**Your objective:** Of the lines in the listing, how many include the string "role"? Write the number and nothing else.

Dataset rows about figures:
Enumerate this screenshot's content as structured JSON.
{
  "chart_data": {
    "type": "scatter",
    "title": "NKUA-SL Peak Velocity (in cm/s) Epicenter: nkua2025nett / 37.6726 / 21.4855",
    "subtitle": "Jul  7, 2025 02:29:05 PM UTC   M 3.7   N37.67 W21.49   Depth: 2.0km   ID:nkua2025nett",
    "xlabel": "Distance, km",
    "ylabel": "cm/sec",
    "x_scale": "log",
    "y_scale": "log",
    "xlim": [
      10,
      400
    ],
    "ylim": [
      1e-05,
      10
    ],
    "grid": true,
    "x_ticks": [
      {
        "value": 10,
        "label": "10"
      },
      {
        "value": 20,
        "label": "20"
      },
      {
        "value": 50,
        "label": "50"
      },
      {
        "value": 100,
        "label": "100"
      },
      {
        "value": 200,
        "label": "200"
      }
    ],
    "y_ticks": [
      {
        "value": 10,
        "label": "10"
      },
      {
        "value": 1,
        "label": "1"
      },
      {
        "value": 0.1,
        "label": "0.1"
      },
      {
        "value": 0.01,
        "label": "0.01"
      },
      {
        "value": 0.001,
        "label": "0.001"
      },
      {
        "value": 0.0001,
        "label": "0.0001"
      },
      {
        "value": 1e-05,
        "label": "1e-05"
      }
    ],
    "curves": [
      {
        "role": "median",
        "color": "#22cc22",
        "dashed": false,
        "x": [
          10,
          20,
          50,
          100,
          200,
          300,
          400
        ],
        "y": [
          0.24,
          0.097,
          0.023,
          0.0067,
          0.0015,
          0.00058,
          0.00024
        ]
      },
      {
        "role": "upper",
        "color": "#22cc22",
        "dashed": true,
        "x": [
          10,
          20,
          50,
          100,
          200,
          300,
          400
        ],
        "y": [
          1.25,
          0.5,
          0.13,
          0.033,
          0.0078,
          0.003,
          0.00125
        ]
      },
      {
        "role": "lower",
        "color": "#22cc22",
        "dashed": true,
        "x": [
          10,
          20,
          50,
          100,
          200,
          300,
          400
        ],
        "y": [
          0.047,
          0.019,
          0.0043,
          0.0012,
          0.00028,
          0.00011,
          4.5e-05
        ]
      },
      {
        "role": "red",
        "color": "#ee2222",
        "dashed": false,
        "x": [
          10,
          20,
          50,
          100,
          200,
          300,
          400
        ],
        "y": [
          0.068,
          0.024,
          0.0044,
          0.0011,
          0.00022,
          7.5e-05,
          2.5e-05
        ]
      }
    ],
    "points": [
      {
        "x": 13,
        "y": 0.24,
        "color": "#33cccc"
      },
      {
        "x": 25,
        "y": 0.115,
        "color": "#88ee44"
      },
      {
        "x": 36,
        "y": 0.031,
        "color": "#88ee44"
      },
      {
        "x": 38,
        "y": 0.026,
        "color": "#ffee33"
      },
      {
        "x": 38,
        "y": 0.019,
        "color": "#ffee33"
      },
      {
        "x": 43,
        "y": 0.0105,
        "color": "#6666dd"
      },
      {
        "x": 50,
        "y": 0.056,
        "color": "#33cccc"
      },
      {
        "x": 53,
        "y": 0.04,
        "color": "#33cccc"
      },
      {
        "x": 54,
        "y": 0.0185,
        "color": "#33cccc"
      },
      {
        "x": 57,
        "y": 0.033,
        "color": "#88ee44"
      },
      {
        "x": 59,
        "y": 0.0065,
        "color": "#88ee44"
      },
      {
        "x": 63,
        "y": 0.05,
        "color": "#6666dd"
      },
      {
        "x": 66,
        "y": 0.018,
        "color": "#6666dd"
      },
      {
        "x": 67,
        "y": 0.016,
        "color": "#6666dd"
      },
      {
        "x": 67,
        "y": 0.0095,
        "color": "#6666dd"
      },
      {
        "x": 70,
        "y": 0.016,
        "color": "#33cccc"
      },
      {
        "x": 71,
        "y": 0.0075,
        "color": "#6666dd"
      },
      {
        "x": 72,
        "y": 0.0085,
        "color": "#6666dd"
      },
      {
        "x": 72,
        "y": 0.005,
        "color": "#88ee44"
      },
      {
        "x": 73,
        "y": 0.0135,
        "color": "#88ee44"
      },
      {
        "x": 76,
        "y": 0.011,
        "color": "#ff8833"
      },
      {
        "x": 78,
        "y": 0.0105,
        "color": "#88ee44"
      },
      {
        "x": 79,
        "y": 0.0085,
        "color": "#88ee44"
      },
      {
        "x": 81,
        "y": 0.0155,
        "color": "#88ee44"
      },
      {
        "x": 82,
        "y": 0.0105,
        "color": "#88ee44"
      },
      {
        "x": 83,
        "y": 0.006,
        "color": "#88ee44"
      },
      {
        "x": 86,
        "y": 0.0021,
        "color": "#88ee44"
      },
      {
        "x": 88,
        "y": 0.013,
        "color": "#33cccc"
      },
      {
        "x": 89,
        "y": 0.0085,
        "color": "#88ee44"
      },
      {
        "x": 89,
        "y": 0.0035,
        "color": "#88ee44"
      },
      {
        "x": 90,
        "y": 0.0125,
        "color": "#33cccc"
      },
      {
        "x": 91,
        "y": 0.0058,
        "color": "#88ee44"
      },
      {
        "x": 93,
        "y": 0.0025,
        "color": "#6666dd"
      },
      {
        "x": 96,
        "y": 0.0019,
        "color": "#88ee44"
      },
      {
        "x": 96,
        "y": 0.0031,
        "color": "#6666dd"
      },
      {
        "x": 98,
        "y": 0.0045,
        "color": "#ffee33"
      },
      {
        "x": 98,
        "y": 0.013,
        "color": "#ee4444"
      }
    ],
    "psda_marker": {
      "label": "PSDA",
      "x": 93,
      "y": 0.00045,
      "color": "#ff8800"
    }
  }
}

**Task solution:** 4